[Entries with figure data]
"""

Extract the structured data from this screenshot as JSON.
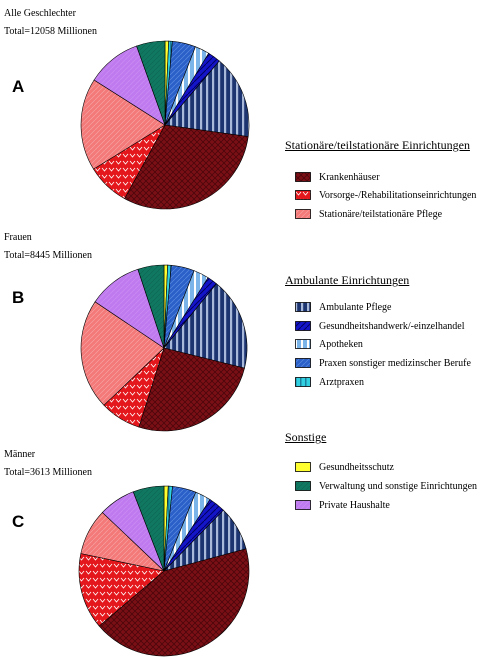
{
  "categories": [
    {
      "key": "kh",
      "label": "Krankenhäuser",
      "color": "#7a1016",
      "pattern": "pat-kh"
    },
    {
      "key": "vr",
      "label": "Vorsorge-/Rehabilitationseinrichtungen",
      "color": "#e4181c",
      "pattern": "pat-vr"
    },
    {
      "key": "sp",
      "label": "Stationäre/teilstationäre Pflege",
      "color": "#f47a7a",
      "pattern": "pat-sp"
    },
    {
      "key": "ap",
      "label": "Ambulante Pflege",
      "color": "#1c3470",
      "pattern": "pat-ap"
    },
    {
      "key": "gh",
      "label": "Gesundheitshandwerk/-einzelhandel",
      "color": "#1414c8",
      "pattern": "pat-gh"
    },
    {
      "key": "apo",
      "label": "Apotheken",
      "color": "#7ab4e8",
      "pattern": "pat-apo"
    },
    {
      "key": "pm",
      "label": "Praxen sonstiger medizinscher Berufe",
      "color": "#2a60c8",
      "pattern": "pat-pm"
    },
    {
      "key": "az",
      "label": "Arztpraxen",
      "color": "#30d0e0",
      "pattern": "pat-az"
    },
    {
      "key": "gs",
      "label": "Gesundheitsschutz",
      "color": "#ffff30",
      "pattern": "pat-gs"
    },
    {
      "key": "vw",
      "label": "Verwaltung und sonstige Einrichtungen",
      "color": "#107860",
      "pattern": "pat-vw"
    },
    {
      "key": "ph",
      "label": "Private Haushalte",
      "color": "#c07af0",
      "pattern": "pat-ph"
    }
  ],
  "legend": {
    "groups": [
      {
        "title": "Stationäre/teilstationäre Einrichtungen",
        "items": [
          "kh",
          "vr",
          "sp"
        ]
      },
      {
        "title": "Ambulante Einrichtungen",
        "items": [
          "ap",
          "gh",
          "apo",
          "pm",
          "az"
        ]
      },
      {
        "title": "Sonstige",
        "items": [
          "gs",
          "vw",
          "ph"
        ]
      }
    ]
  },
  "panels": [
    {
      "letter": "A",
      "caption": "Alle Geschlechter",
      "total": "Total=12058 Millionen"
    },
    {
      "letter": "B",
      "caption": "Frauen",
      "total": "Total=8445 Millionen"
    },
    {
      "letter": "C",
      "caption": "Männer",
      "total": "Total=3613 Millionen"
    }
  ],
  "chart_data": [
    {
      "type": "pie",
      "title": "Alle Geschlechter",
      "subtitle": "Total=12058 Millionen",
      "order": "clockwise from 12 o'clock",
      "categories": [
        "Gesundheitsschutz",
        "Arztpraxen",
        "Praxen sonstiger medizinscher Berufe",
        "Apotheken",
        "Gesundheitshandwerk/-einzelhandel",
        "Ambulante Pflege",
        "Krankenhäuser",
        "Vorsorge-/Rehabilitationseinrichtungen",
        "Stationäre/teilstationäre Pflege",
        "Private Haushalte",
        "Verwaltung und sonstige Einrichtungen"
      ],
      "keys": [
        "gs",
        "az",
        "pm",
        "apo",
        "gh",
        "ap",
        "kh",
        "vr",
        "sp",
        "ph",
        "vw"
      ],
      "values": [
        0.7,
        0.7,
        4.5,
        2.8,
        2.5,
        16.0,
        30.8,
        8.2,
        17.8,
        10.5,
        5.5
      ]
    },
    {
      "type": "pie",
      "title": "Frauen",
      "subtitle": "Total=8445 Millionen",
      "order": "clockwise from 12 o'clock",
      "categories": [
        "Gesundheitsschutz",
        "Arztpraxen",
        "Praxen sonstiger medizinscher Berufe",
        "Apotheken",
        "Gesundheitshandwerk/-einzelhandel",
        "Ambulante Pflege",
        "Krankenhäuser",
        "Vorsorge-/Rehabilitationseinrichtungen",
        "Stationäre/teilstationäre Pflege",
        "Private Haushalte",
        "Verwaltung und sonstige Einrichtungen"
      ],
      "keys": [
        "gs",
        "az",
        "pm",
        "apo",
        "gh",
        "ap",
        "kh",
        "vr",
        "sp",
        "ph",
        "vw"
      ],
      "values": [
        0.7,
        0.7,
        4.5,
        3.0,
        2.0,
        18.0,
        26.0,
        8.0,
        21.5,
        10.5,
        5.1
      ]
    },
    {
      "type": "pie",
      "title": "Männer",
      "subtitle": "Total=3613 Millionen",
      "order": "clockwise from 12 o'clock",
      "categories": [
        "Gesundheitsschutz",
        "Arztpraxen",
        "Praxen sonstiger medizinscher Berufe",
        "Apotheken",
        "Gesundheitshandwerk/-einzelhandel",
        "Ambulante Pflege",
        "Krankenhäuser",
        "Vorsorge-/Rehabilitationseinrichtungen",
        "Stationäre/teilstationäre Pflege",
        "Private Haushalte",
        "Verwaltung und sonstige Einrichtungen"
      ],
      "keys": [
        "gs",
        "az",
        "pm",
        "apo",
        "gh",
        "ap",
        "kh",
        "vr",
        "sp",
        "ph",
        "vw"
      ],
      "values": [
        0.8,
        0.8,
        4.5,
        3.0,
        3.2,
        8.5,
        43.0,
        14.5,
        8.8,
        7.0,
        5.9
      ]
    }
  ]
}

"""

- [STATED PROBLEM]:
Could you reproduce every record above exactly, leaving out the pictures?

- [TASK SOLUTION]:
Extract the structured data from this screenshot as JSON.
{
  "categories": [
    {
      "key": "kh",
      "label": "Krankenhäuser",
      "color": "#7a1016",
      "pattern": "pat-kh"
    },
    {
      "key": "vr",
      "label": "Vorsorge-/Rehabilitationseinrichtungen",
      "color": "#e4181c",
      "pattern": "pat-vr"
    },
    {
      "key": "sp",
      "label": "Stationäre/teilstationäre Pflege",
      "color": "#f47a7a",
      "pattern": "pat-sp"
    },
    {
      "key": "ap",
      "label": "Ambulante Pflege",
      "color": "#1c3470",
      "pattern": "pat-ap"
    },
    {
      "key": "gh",
      "label": "Gesundheitshandwerk/-einzelhandel",
      "color": "#1414c8",
      "pattern": "pat-gh"
    },
    {
      "key": "apo",
      "label": "Apotheken",
      "color": "#7ab4e8",
      "pattern": "pat-apo"
    },
    {
      "key": "pm",
      "label": "Praxen sonstiger medizinscher Berufe",
      "color": "#2a60c8",
      "pattern": "pat-pm"
    },
    {
      "key": "az",
      "label": "Arztpraxen",
      "color": "#30d0e0",
      "pattern": "pat-az"
    },
    {
      "key": "gs",
      "label": "Gesundheitsschutz",
      "color": "#ffff30",
      "pattern": "pat-gs"
    },
    {
      "key": "vw",
      "label": "Verwaltung und sonstige Einrichtungen",
      "color": "#107860",
      "pattern": "pat-vw"
    },
    {
      "key": "ph",
      "label": "Private Haushalte",
      "color": "#c07af0",
      "pattern": "pat-ph"
    }
  ],
  "legend": {
    "groups": [
      {
        "title": "Stationäre/teilstationäre Einrichtungen",
        "items": [
          "kh",
          "vr",
          "sp"
        ]
      },
      {
        "title": "Ambulante Einrichtungen",
        "items": [
          "ap",
          "gh",
          "apo",
          "pm",
          "az"
        ]
      },
      {
        "title": "Sonstige",
        "items": [
          "gs",
          "vw",
          "ph"
        ]
      }
    ]
  },
  "panels": [
    {
      "letter": "A",
      "caption": "Alle Geschlechter",
      "total": "Total=12058 Millionen"
    },
    {
      "letter": "B",
      "caption": "Frauen",
      "total": "Total=8445 Millionen"
    },
    {
      "letter": "C",
      "caption": "Männer",
      "total": "Total=3613 Millionen"
    }
  ],
  "chart_data": [
    {
      "type": "pie",
      "title": "Alle Geschlechter",
      "subtitle": "Total=12058 Millionen",
      "order": "clockwise from 12 o'clock",
      "categories": [
        "Gesundheitsschutz",
        "Arztpraxen",
        "Praxen sonstiger medizinscher Berufe",
        "Apotheken",
        "Gesundheitshandwerk/-einzelhandel",
        "Ambulante Pflege",
        "Krankenhäuser",
        "Vorsorge-/Rehabilitationseinrichtungen",
        "Stationäre/teilstationäre Pflege",
        "Private Haushalte",
        "Verwaltung und sonstige Einrichtungen"
      ],
      "keys": [
        "gs",
        "az",
        "pm",
        "apo",
        "gh",
        "ap",
        "kh",
        "vr",
        "sp",
        "ph",
        "vw"
      ],
      "values": [
        0.7,
        0.7,
        4.5,
        2.8,
        2.5,
        16.0,
        30.8,
        8.2,
        17.8,
        10.5,
        5.5
      ]
    },
    {
      "type": "pie",
      "title": "Frauen",
      "subtitle": "Total=8445 Millionen",
      "order": "clockwise from 12 o'clock",
      "categories": [
        "Gesundheitsschutz",
        "Arztpraxen",
        "Praxen sonstiger medizinscher Berufe",
        "Apotheken",
        "Gesundheitshandwerk/-einzelhandel",
        "Ambulante Pflege",
        "Krankenhäuser",
        "Vorsorge-/Rehabilitationseinrichtungen",
        "Stationäre/teilstationäre Pflege",
        "Private Haushalte",
        "Verwaltung und sonstige Einrichtungen"
      ],
      "keys": [
        "gs",
        "az",
        "pm",
        "apo",
        "gh",
        "ap",
        "kh",
        "vr",
        "sp",
        "ph",
        "vw"
      ],
      "values": [
        0.7,
        0.7,
        4.5,
        3.0,
        2.0,
        18.0,
        26.0,
        8.0,
        21.5,
        10.5,
        5.1
      ]
    },
    {
      "type": "pie",
      "title": "Männer",
      "subtitle": "Total=3613 Millionen",
      "order": "clockwise from 12 o'clock",
      "categories": [
        "Gesundheitsschutz",
        "Arztpraxen",
        "Praxen sonstiger medizinscher Berufe",
        "Apotheken",
        "Gesundheitshandwerk/-einzelhandel",
        "Ambulante Pflege",
        "Krankenhäuser",
        "Vorsorge-/Rehabilitationseinrichtungen",
        "Stationäre/teilstationäre Pflege",
        "Private Haushalte",
        "Verwaltung und sonstige Einrichtungen"
      ],
      "keys": [
        "gs",
        "az",
        "pm",
        "apo",
        "gh",
        "ap",
        "kh",
        "vr",
        "sp",
        "ph",
        "vw"
      ],
      "values": [
        0.8,
        0.8,
        4.5,
        3.0,
        3.2,
        8.5,
        43.0,
        14.5,
        8.8,
        7.0,
        5.9
      ]
    }
  ]
}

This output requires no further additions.